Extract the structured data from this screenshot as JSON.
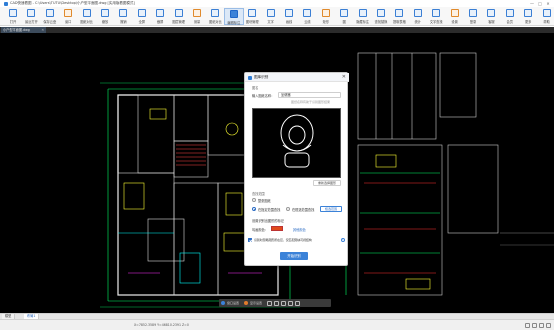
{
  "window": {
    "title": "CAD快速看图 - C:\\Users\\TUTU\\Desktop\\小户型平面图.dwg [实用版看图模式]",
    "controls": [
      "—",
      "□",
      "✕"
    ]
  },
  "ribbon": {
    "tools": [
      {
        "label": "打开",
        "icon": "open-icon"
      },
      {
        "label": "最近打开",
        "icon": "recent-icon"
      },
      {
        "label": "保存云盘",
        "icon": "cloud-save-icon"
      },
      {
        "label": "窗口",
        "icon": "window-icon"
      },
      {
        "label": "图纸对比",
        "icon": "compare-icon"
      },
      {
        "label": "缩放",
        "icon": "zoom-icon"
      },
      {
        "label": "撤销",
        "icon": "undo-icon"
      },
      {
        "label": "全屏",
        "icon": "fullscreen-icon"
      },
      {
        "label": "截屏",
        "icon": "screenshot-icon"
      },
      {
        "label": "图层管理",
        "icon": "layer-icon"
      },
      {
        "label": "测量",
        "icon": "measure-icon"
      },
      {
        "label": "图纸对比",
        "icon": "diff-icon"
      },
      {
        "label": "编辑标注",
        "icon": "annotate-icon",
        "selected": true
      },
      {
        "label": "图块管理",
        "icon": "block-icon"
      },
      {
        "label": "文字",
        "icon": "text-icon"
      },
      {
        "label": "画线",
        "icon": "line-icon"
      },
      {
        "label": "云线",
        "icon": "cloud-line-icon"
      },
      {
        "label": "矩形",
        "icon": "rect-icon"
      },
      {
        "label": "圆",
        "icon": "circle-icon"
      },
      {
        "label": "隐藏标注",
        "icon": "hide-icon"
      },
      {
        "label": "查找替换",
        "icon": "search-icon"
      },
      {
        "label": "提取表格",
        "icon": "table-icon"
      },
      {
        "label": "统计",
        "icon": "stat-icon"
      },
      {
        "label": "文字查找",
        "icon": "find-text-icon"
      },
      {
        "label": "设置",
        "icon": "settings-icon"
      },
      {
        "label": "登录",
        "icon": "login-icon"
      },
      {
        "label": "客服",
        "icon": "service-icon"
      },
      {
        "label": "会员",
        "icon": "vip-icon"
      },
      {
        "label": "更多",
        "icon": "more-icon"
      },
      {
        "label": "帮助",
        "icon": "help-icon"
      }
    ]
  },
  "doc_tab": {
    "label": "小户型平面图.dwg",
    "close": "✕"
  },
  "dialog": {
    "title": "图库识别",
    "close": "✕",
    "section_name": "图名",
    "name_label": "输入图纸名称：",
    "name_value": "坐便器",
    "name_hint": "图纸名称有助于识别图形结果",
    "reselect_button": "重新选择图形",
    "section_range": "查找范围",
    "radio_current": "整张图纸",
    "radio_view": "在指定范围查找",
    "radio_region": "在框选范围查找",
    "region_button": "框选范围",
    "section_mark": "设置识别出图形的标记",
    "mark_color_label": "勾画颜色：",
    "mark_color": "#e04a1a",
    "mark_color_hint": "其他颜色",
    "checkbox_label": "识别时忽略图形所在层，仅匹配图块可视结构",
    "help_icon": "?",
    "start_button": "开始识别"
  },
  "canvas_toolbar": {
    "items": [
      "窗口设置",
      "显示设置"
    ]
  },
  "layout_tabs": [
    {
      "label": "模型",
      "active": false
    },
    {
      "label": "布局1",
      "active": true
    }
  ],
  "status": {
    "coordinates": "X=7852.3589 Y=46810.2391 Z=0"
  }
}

•••••

Challenge → Each record above is to be restated exactly, with its pictures removed from the copy.

Written response →
Extract the structured data from this screenshot as JSON.
{
  "window": {
    "title": "CAD快速看图 - C:\\Users\\TUTU\\Desktop\\小户型平面图.dwg [实用版看图模式]",
    "controls": [
      "—",
      "□",
      "✕"
    ]
  },
  "ribbon": {
    "tools": [
      {
        "label": "打开",
        "icon": "open-icon"
      },
      {
        "label": "最近打开",
        "icon": "recent-icon"
      },
      {
        "label": "保存云盘",
        "icon": "cloud-save-icon"
      },
      {
        "label": "窗口",
        "icon": "window-icon"
      },
      {
        "label": "图纸对比",
        "icon": "compare-icon"
      },
      {
        "label": "缩放",
        "icon": "zoom-icon"
      },
      {
        "label": "撤销",
        "icon": "undo-icon"
      },
      {
        "label": "全屏",
        "icon": "fullscreen-icon"
      },
      {
        "label": "截屏",
        "icon": "screenshot-icon"
      },
      {
        "label": "图层管理",
        "icon": "layer-icon"
      },
      {
        "label": "测量",
        "icon": "measure-icon"
      },
      {
        "label": "图纸对比",
        "icon": "diff-icon"
      },
      {
        "label": "编辑标注",
        "icon": "annotate-icon",
        "selected": true
      },
      {
        "label": "图块管理",
        "icon": "block-icon"
      },
      {
        "label": "文字",
        "icon": "text-icon"
      },
      {
        "label": "画线",
        "icon": "line-icon"
      },
      {
        "label": "云线",
        "icon": "cloud-line-icon"
      },
      {
        "label": "矩形",
        "icon": "rect-icon"
      },
      {
        "label": "圆",
        "icon": "circle-icon"
      },
      {
        "label": "隐藏标注",
        "icon": "hide-icon"
      },
      {
        "label": "查找替换",
        "icon": "search-icon"
      },
      {
        "label": "提取表格",
        "icon": "table-icon"
      },
      {
        "label": "统计",
        "icon": "stat-icon"
      },
      {
        "label": "文字查找",
        "icon": "find-text-icon"
      },
      {
        "label": "设置",
        "icon": "settings-icon"
      },
      {
        "label": "登录",
        "icon": "login-icon"
      },
      {
        "label": "客服",
        "icon": "service-icon"
      },
      {
        "label": "会员",
        "icon": "vip-icon"
      },
      {
        "label": "更多",
        "icon": "more-icon"
      },
      {
        "label": "帮助",
        "icon": "help-icon"
      }
    ]
  },
  "doc_tab": {
    "label": "小户型平面图.dwg",
    "close": "✕"
  },
  "dialog": {
    "title": "图库识别",
    "close": "✕",
    "section_name": "图名",
    "name_label": "输入图纸名称：",
    "name_value": "坐便器",
    "name_hint": "图纸名称有助于识别图形结果",
    "reselect_button": "重新选择图形",
    "section_range": "查找范围",
    "radio_current": "整张图纸",
    "radio_view": "在指定范围查找",
    "radio_region": "在框选范围查找",
    "region_button": "框选范围",
    "section_mark": "设置识别出图形的标记",
    "mark_color_label": "勾画颜色：",
    "mark_color": "#e04a1a",
    "mark_color_hint": "其他颜色",
    "checkbox_label": "识别时忽略图形所在层，仅匹配图块可视结构",
    "help_icon": "?",
    "start_button": "开始识别"
  },
  "canvas_toolbar": {
    "items": [
      "窗口设置",
      "显示设置"
    ]
  },
  "layout_tabs": [
    {
      "label": "模型",
      "active": false
    },
    {
      "label": "布局1",
      "active": true
    }
  ],
  "status": {
    "coordinates": "X=7852.3589 Y=46810.2391 Z=0"
  }
}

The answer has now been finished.